==== PROVIDED RECORDS ====
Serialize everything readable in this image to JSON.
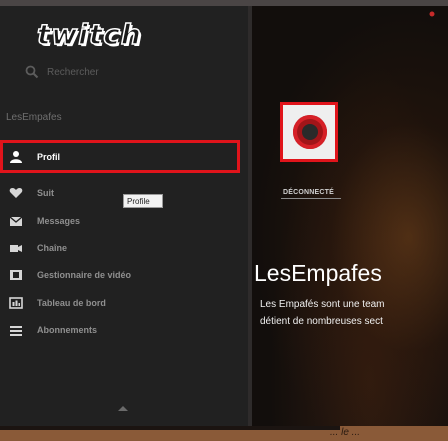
{
  "app": {
    "logo_text": "twitch"
  },
  "search": {
    "placeholder": "Rechercher",
    "icon": "search-icon"
  },
  "sidebar": {
    "section_label": "LesEmpafes",
    "items": [
      {
        "label": "Profil",
        "icon": "person-icon",
        "active": true
      },
      {
        "label": "Suit",
        "icon": "heart-icon"
      },
      {
        "label": "Messages",
        "icon": "mail-icon"
      },
      {
        "label": "Chaîne",
        "icon": "camera-icon"
      },
      {
        "label": "Gestionnaire de vidéo",
        "icon": "film-icon"
      },
      {
        "label": "Tableau de bord",
        "icon": "dashboard-icon"
      },
      {
        "label": "Abonnements",
        "icon": "list-icon"
      }
    ],
    "tooltip": "Profile"
  },
  "channel": {
    "status": "DÉCONNECTÉ",
    "name": "LesEmpafes",
    "description_lines": [
      "Les Empafés sont une team",
      "détient de nombreuses sect"
    ],
    "bottom_text": "... le ... "
  },
  "colors": {
    "accent_red": "#e0141b",
    "sidebar_bg": "#212121"
  }
}
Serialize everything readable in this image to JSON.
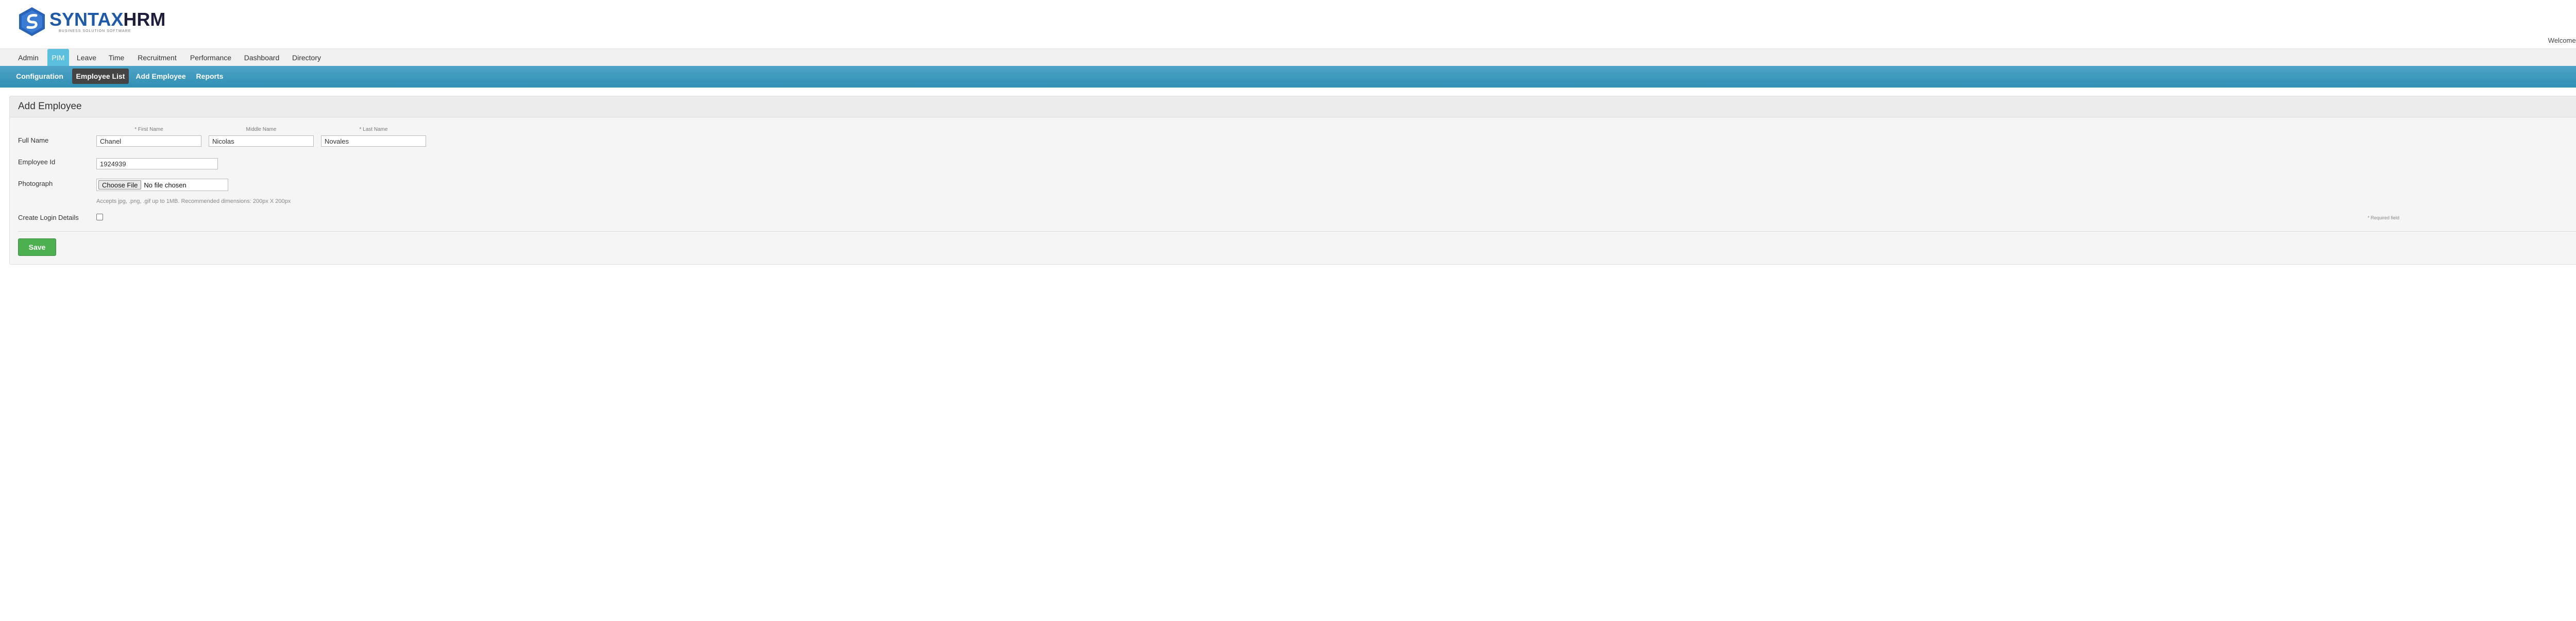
{
  "brand": {
    "name_part1": "SYNTAX",
    "name_part2": "HRM",
    "tagline": "BUSINESS SOLUTION SOFTWARE"
  },
  "header": {
    "welcome": "Welcome Admin",
    "user_icon": "users-icon"
  },
  "topnav": {
    "active": "PIM",
    "items": [
      "Admin",
      "PIM",
      "Leave",
      "Time",
      "Recruitment",
      "Performance",
      "Dashboard",
      "Directory"
    ]
  },
  "subnav": {
    "active": "Employee List",
    "items": [
      "Configuration",
      "Employee List",
      "Add Employee",
      "Reports"
    ]
  },
  "form": {
    "title": "Add Employee",
    "full_name_label": "Full Name",
    "first_name_label": "* First Name",
    "middle_name_label": "Middle Name",
    "last_name_label": "* Last Name",
    "first_name_value": "Chanel",
    "middle_name_value": "Nicolas",
    "last_name_value": "Novales",
    "employee_id_label": "Employee Id",
    "employee_id_value": "1924939",
    "photograph_label": "Photograph",
    "choose_file_label": "Choose File",
    "file_status": "No file chosen",
    "file_hint": "Accepts jpg, .png, .gif up to 1MB. Recommended dimensions: 200px X 200px",
    "create_login_label": "Create Login Details",
    "create_login_checked": false,
    "required_note": "* Required field",
    "save_label": "Save"
  },
  "colors": {
    "accent": "#5bc0de",
    "subnav": "#3a98bd",
    "save": "#4caf50",
    "brand_blue": "#1f5aa8"
  }
}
====
§ STATED PROBLEM
Produce an exact copy of each line of data, skipping embedded images.

§ CORRECT ANSWER
Serialize everything readable in this image to JSON.
{
  "app": {
    "logo_text": "twitch"
  },
  "search": {
    "placeholder": "Rechercher",
    "icon": "search-icon"
  },
  "sidebar": {
    "section_label": "LesEmpafes",
    "items": [
      {
        "label": "Profil",
        "icon": "person-icon",
        "active": true
      },
      {
        "label": "Suit",
        "icon": "heart-icon"
      },
      {
        "label": "Messages",
        "icon": "mail-icon"
      },
      {
        "label": "Chaîne",
        "icon": "camera-icon"
      },
      {
        "label": "Gestionnaire de vidéo",
        "icon": "film-icon"
      },
      {
        "label": "Tableau de bord",
        "icon": "dashboard-icon"
      },
      {
        "label": "Abonnements",
        "icon": "list-icon"
      }
    ],
    "tooltip": "Profile"
  },
  "channel": {
    "status": "DÉCONNECTÉ",
    "name": "LesEmpafes",
    "description_lines": [
      "Les Empafés sont une team",
      "détient de nombreuses sect"
    ],
    "bottom_text": "... le ... "
  },
  "colors": {
    "accent_red": "#e0141b",
    "sidebar_bg": "#212121"
  }
}
Serialize everything readable in this image to JSON.
{
  "brand": {
    "name_part1": "SYNTAX",
    "name_part2": "HRM",
    "tagline": "BUSINESS SOLUTION SOFTWARE"
  },
  "header": {
    "welcome": "Welcome Admin",
    "user_icon": "users-icon"
  },
  "topnav": {
    "active": "PIM",
    "items": [
      "Admin",
      "PIM",
      "Leave",
      "Time",
      "Recruitment",
      "Performance",
      "Dashboard",
      "Directory"
    ]
  },
  "subnav": {
    "active": "Employee List",
    "items": [
      "Configuration",
      "Employee List",
      "Add Employee",
      "Reports"
    ]
  },
  "form": {
    "title": "Add Employee",
    "full_name_label": "Full Name",
    "first_name_label": "* First Name",
    "middle_name_label": "Middle Name",
    "last_name_label": "* Last Name",
    "first_name_value": "Chanel",
    "middle_name_value": "Nicolas",
    "last_name_value": "Novales",
    "employee_id_label": "Employee Id",
    "employee_id_value": "1924939",
    "photograph_label": "Photograph",
    "choose_file_label": "Choose File",
    "file_status": "No file chosen",
    "file_hint": "Accepts jpg, .png, .gif up to 1MB. Recommended dimensions: 200px X 200px",
    "create_login_label": "Create Login Details",
    "create_login_checked": false,
    "required_note": "* Required field",
    "save_label": "Save"
  },
  "colors": {
    "accent": "#5bc0de",
    "subnav": "#3a98bd",
    "save": "#4caf50",
    "brand_blue": "#1f5aa8"
  }
}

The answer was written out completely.